[begin Given data]

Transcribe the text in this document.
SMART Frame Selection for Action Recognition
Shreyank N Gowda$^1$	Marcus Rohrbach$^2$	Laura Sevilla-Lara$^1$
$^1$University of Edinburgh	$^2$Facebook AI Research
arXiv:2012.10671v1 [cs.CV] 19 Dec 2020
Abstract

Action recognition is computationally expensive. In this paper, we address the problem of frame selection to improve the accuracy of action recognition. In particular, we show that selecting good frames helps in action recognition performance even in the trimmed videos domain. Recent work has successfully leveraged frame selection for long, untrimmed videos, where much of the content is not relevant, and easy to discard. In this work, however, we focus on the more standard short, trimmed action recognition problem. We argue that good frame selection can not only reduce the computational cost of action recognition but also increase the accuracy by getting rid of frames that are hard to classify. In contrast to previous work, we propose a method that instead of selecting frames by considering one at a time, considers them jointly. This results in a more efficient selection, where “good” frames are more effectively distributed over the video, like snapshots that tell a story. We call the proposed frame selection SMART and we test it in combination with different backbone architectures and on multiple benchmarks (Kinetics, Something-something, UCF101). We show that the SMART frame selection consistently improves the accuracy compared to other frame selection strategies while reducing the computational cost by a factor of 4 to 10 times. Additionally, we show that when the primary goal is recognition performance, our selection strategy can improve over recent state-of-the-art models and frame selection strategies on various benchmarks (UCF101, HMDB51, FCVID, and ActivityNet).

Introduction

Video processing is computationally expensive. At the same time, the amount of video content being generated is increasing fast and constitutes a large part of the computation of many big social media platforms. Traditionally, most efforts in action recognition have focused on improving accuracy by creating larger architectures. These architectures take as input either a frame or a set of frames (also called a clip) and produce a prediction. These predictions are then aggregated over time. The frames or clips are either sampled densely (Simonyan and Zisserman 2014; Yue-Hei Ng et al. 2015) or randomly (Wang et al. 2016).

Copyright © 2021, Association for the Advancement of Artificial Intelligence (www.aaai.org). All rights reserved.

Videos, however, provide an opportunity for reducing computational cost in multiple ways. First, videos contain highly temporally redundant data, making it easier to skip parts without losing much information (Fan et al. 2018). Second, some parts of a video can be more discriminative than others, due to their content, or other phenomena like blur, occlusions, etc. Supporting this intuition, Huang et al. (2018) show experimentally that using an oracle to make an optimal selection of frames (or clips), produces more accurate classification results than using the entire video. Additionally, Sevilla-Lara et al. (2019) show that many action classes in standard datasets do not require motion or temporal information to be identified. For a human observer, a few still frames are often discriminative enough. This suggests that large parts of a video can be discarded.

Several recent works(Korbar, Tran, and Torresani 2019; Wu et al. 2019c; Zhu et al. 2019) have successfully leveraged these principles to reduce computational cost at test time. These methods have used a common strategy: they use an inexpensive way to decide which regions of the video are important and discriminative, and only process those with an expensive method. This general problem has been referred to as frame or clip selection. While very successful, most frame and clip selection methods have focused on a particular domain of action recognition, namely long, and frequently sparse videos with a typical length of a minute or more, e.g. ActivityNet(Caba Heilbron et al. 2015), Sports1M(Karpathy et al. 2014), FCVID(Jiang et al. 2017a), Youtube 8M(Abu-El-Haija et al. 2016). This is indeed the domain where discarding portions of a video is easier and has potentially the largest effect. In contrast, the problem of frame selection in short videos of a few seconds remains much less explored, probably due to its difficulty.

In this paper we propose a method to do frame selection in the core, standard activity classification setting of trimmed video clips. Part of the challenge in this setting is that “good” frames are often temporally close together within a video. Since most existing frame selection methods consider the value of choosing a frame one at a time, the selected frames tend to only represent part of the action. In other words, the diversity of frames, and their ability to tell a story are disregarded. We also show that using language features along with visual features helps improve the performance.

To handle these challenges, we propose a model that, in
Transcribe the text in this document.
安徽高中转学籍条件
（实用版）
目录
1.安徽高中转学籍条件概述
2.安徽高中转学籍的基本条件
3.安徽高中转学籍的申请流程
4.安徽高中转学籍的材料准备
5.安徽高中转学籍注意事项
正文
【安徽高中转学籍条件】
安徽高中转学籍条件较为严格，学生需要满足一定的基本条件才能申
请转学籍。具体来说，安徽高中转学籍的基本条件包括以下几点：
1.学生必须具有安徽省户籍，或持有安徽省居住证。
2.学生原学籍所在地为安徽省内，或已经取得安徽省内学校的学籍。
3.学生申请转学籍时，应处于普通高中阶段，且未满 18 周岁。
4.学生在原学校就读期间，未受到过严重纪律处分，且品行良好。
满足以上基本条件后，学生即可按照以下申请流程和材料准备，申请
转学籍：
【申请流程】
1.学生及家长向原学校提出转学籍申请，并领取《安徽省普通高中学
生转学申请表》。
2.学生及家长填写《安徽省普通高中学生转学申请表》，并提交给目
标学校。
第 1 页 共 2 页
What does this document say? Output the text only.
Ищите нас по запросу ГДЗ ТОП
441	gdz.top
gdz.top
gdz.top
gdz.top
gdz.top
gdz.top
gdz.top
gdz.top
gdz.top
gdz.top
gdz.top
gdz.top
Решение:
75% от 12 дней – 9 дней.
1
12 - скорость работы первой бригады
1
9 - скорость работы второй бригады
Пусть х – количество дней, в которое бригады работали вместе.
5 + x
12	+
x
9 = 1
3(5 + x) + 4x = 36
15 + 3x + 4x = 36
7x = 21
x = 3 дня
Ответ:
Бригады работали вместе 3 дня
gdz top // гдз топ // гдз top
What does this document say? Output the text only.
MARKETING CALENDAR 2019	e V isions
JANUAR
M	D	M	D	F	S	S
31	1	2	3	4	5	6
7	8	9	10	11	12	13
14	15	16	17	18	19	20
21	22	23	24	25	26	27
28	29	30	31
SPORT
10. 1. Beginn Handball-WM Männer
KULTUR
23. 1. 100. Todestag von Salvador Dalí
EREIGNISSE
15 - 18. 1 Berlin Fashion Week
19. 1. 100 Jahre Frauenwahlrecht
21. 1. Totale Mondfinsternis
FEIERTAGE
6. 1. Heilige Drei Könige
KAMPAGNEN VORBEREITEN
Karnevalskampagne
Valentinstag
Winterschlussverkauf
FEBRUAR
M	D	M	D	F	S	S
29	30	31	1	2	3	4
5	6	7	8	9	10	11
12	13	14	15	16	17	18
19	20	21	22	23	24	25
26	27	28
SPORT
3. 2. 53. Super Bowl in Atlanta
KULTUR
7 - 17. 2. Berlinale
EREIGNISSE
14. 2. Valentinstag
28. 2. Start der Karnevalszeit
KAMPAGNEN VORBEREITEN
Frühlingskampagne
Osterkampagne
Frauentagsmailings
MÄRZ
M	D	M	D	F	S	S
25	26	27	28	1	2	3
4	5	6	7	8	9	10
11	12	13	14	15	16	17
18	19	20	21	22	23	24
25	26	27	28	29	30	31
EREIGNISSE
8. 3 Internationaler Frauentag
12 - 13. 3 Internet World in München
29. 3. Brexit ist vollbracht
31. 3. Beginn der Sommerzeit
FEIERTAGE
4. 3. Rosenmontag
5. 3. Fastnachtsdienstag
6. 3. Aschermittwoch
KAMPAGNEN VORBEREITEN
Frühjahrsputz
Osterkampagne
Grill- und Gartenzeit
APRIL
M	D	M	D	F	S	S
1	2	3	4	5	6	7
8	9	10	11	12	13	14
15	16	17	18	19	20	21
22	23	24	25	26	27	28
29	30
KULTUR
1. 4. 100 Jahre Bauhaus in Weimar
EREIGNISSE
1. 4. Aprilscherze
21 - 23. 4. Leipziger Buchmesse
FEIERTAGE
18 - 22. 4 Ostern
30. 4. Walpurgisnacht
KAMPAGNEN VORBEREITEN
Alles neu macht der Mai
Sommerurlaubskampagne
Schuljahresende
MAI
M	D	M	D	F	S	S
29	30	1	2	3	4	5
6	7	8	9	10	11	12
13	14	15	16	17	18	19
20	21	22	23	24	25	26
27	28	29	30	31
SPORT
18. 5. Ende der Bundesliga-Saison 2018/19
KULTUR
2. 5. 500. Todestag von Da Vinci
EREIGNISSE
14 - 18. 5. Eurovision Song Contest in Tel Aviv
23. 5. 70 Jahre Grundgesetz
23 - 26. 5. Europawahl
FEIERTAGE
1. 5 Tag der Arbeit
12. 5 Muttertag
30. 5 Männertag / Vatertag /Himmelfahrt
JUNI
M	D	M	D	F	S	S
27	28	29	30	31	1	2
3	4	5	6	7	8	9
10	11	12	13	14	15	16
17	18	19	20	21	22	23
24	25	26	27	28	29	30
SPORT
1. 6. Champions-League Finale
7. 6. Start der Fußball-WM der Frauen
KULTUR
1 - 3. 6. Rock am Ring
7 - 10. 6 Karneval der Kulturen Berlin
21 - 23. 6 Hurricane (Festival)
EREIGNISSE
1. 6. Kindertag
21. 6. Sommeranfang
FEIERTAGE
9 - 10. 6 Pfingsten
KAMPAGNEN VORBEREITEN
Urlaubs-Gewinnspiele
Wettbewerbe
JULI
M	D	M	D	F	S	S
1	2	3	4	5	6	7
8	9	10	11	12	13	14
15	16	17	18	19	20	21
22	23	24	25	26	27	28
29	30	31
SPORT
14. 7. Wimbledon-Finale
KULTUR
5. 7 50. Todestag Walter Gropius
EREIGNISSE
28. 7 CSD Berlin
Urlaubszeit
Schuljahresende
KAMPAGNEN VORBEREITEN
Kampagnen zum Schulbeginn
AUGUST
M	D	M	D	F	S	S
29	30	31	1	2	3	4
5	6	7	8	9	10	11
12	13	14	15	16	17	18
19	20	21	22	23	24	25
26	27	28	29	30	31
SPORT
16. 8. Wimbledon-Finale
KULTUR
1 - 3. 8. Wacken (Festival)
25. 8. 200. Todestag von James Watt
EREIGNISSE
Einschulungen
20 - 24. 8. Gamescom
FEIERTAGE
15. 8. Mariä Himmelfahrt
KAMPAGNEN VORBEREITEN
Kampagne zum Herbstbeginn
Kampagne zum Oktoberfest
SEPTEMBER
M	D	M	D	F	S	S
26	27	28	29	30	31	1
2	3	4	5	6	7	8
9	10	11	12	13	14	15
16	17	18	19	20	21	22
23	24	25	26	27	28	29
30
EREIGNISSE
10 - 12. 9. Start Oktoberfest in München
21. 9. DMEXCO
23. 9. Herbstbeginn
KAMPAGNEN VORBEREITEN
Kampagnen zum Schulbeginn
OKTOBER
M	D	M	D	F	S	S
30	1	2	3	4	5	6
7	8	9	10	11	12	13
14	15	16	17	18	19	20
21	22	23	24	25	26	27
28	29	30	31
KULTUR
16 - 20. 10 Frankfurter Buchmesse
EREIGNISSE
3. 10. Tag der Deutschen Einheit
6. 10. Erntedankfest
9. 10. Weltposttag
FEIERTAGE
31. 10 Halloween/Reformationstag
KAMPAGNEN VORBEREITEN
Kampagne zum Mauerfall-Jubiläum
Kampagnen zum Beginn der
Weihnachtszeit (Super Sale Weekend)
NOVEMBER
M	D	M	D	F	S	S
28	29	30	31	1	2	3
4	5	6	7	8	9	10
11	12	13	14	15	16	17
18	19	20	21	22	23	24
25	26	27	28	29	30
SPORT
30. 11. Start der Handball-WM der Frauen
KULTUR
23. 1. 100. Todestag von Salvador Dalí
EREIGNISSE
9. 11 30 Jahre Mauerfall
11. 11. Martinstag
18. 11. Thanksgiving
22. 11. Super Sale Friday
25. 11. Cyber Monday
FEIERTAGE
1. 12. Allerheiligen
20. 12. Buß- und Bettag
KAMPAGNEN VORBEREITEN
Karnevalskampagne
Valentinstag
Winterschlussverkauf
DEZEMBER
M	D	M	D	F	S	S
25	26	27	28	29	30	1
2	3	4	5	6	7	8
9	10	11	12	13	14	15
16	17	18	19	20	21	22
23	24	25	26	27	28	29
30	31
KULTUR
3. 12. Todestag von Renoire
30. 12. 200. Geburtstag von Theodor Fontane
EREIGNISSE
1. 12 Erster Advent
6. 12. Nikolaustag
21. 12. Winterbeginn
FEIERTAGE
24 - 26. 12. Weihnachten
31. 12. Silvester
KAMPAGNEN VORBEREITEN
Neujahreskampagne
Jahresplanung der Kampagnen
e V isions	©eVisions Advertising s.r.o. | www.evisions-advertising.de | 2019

[end Given data]

→ What the task asks
Gather each line in these records that contains the string "Herbstbeginn".

→ Worked answer
Kampagne zum Herbstbeginn
23. 9. Herbstbeginn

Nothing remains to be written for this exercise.